# Task instructions
Determine the number of lines in the listing below where the string "Cordis" occurs; answer with the number alone.

***

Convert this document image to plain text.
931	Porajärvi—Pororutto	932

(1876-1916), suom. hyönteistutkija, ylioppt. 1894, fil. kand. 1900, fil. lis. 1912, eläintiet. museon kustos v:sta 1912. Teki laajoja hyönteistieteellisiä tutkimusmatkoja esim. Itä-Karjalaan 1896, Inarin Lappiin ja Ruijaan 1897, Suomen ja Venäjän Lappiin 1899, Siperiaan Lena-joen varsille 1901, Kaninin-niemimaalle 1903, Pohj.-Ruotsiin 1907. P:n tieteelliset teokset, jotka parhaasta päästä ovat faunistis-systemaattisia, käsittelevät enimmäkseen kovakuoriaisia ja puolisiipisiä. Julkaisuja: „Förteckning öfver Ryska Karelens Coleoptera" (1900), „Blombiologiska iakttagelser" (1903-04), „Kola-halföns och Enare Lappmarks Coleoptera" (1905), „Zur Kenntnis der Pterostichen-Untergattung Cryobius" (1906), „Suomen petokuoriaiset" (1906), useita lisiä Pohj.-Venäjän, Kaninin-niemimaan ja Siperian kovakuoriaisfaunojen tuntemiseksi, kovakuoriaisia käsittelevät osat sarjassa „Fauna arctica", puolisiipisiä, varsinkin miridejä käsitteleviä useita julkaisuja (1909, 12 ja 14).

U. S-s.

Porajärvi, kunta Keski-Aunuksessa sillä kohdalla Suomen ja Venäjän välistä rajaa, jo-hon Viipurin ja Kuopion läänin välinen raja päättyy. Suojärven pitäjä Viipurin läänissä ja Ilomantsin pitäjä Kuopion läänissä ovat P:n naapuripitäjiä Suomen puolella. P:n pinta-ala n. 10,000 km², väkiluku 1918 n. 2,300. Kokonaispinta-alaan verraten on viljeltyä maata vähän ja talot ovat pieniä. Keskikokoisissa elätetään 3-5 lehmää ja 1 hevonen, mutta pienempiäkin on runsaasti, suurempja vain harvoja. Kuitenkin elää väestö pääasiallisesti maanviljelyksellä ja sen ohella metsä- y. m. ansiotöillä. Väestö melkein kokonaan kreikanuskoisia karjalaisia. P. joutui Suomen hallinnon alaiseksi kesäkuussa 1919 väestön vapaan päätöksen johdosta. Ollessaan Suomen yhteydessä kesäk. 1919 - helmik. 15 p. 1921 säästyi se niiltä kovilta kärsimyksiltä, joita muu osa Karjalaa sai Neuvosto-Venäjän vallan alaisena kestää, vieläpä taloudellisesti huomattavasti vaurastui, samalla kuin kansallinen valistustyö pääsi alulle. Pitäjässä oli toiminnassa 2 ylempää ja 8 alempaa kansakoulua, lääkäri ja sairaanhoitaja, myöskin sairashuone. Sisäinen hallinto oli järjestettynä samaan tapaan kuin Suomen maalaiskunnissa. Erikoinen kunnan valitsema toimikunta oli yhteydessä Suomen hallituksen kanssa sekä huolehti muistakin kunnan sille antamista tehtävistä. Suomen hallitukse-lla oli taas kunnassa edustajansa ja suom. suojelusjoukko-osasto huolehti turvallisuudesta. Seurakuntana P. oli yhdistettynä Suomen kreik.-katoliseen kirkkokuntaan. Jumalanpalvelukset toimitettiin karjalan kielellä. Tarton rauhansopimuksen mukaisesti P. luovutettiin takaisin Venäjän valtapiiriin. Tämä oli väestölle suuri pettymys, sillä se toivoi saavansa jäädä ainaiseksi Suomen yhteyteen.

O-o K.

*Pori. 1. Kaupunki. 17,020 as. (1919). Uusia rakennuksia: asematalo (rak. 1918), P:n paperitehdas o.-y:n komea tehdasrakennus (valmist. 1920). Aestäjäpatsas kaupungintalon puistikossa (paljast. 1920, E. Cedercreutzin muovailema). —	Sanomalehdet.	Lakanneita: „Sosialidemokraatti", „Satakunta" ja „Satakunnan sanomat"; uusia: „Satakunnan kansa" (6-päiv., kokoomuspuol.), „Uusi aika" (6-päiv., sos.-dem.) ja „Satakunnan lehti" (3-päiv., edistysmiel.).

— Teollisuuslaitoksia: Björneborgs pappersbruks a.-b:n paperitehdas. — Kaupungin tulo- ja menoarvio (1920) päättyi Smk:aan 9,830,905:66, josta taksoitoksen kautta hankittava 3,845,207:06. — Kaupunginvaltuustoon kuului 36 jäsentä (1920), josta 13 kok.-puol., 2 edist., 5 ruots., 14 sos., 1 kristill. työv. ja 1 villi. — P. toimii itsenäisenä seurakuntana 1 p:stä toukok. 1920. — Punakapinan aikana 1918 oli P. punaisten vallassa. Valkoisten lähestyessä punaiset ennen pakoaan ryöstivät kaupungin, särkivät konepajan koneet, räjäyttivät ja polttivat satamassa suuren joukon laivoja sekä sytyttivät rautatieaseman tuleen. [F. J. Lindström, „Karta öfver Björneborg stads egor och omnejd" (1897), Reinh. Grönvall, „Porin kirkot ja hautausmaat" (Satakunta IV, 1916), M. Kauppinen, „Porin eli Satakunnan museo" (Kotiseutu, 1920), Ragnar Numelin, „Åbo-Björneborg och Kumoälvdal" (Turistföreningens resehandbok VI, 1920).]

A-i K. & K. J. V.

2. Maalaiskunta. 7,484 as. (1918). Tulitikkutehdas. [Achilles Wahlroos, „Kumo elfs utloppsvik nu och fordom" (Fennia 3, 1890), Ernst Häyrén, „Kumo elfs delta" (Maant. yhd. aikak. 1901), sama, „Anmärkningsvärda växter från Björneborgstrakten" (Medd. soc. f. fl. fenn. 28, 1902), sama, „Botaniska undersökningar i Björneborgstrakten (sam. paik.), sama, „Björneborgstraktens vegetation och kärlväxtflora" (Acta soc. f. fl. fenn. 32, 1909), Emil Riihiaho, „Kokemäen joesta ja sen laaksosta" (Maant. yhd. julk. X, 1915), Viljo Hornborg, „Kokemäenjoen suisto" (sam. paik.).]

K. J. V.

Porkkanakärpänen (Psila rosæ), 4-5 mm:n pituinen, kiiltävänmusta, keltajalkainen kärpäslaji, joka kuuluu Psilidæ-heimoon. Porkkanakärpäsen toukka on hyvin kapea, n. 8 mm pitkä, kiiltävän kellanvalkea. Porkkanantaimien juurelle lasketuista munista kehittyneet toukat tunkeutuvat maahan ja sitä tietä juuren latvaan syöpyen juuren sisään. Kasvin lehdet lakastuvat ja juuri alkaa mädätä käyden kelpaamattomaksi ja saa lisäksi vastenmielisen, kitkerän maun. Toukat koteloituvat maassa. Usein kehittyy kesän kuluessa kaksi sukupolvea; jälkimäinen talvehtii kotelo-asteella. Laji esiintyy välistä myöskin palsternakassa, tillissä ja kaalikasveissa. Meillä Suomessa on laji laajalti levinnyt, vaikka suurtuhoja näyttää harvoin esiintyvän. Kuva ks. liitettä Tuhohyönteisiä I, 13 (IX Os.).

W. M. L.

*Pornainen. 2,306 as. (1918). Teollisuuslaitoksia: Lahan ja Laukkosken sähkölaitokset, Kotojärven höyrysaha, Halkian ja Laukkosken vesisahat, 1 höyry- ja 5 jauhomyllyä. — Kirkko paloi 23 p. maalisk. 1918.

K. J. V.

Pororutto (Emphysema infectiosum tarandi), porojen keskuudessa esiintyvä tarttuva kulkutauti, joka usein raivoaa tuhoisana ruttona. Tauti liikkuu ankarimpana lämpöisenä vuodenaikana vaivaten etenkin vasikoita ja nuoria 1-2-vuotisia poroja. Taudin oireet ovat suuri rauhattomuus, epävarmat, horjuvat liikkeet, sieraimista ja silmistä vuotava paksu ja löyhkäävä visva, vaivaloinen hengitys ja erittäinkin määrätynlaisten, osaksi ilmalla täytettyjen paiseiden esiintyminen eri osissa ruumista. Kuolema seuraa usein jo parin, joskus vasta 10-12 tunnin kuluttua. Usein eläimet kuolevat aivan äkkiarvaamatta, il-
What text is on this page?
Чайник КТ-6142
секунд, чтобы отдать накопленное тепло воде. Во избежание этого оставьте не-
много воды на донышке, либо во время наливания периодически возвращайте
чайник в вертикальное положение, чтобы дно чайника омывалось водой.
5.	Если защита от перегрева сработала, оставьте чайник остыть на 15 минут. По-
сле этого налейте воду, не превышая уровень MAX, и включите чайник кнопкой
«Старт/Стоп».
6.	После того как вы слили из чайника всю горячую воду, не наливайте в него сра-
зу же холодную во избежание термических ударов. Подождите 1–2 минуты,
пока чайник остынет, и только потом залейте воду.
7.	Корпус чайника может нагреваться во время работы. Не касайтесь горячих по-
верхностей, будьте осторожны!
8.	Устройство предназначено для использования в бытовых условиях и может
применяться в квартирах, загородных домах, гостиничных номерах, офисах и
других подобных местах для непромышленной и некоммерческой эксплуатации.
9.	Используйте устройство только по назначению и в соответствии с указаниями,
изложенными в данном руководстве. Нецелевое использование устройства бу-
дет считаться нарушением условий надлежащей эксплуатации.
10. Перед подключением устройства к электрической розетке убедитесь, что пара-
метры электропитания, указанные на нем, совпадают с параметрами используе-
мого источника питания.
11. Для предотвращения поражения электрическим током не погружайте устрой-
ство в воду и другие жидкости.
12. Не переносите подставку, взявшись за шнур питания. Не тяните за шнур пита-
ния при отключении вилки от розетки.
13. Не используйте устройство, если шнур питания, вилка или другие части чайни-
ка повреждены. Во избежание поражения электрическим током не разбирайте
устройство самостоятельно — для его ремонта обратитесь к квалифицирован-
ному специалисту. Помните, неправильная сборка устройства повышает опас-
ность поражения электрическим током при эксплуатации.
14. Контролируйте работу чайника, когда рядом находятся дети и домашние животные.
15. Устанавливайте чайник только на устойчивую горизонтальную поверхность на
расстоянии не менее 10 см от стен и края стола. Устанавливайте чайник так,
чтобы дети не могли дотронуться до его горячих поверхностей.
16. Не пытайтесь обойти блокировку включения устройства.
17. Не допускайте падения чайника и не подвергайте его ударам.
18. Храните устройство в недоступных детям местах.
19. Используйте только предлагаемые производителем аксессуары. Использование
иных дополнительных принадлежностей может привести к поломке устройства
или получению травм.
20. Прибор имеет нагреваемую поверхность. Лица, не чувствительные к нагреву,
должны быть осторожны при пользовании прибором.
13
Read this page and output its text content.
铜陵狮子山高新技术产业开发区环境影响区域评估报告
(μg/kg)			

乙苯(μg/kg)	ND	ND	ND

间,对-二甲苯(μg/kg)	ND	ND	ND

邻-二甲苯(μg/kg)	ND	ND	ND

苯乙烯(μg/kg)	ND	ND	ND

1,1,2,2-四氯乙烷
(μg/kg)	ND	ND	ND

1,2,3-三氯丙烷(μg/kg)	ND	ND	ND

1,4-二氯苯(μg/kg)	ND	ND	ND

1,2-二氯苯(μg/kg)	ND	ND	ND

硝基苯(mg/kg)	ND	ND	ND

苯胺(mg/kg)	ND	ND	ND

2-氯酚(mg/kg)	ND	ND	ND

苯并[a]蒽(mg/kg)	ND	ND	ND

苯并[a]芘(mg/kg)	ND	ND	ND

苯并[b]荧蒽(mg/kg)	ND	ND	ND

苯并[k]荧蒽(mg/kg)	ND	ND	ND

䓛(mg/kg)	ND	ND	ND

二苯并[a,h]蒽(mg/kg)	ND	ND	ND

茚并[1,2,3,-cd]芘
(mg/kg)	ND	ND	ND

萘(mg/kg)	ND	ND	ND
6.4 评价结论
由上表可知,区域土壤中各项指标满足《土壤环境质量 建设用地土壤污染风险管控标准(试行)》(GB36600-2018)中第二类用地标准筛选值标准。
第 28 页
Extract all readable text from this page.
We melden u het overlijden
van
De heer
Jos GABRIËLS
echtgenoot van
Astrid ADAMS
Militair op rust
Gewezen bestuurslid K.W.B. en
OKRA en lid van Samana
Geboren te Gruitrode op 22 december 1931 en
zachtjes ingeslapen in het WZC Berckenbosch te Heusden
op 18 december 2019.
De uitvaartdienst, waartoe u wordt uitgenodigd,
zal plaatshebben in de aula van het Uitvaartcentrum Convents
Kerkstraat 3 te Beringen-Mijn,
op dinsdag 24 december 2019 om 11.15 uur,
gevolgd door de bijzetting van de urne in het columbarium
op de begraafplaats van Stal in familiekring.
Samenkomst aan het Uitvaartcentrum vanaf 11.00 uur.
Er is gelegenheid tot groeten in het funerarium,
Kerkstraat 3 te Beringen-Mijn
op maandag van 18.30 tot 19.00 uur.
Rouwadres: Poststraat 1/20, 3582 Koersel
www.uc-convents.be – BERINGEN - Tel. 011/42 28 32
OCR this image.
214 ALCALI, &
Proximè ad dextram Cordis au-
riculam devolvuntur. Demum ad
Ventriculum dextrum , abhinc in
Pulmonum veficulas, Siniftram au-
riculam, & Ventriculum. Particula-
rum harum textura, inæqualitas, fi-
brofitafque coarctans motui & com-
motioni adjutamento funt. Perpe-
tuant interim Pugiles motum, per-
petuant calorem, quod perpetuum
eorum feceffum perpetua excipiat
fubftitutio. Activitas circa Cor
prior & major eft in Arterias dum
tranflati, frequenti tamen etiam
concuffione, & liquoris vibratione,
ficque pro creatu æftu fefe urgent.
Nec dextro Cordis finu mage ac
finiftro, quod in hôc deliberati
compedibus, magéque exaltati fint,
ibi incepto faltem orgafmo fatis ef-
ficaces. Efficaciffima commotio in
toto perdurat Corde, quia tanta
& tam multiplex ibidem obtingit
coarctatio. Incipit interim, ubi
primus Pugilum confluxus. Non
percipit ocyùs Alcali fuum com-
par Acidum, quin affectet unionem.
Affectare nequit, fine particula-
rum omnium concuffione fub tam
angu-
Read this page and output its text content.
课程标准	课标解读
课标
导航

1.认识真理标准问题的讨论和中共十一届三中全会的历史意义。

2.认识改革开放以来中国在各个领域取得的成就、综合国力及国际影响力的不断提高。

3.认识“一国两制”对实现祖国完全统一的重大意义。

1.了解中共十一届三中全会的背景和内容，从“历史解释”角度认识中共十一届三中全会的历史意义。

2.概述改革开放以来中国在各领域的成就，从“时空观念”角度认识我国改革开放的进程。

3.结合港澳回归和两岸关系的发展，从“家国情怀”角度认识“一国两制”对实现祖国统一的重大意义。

***

# Answer to the task
2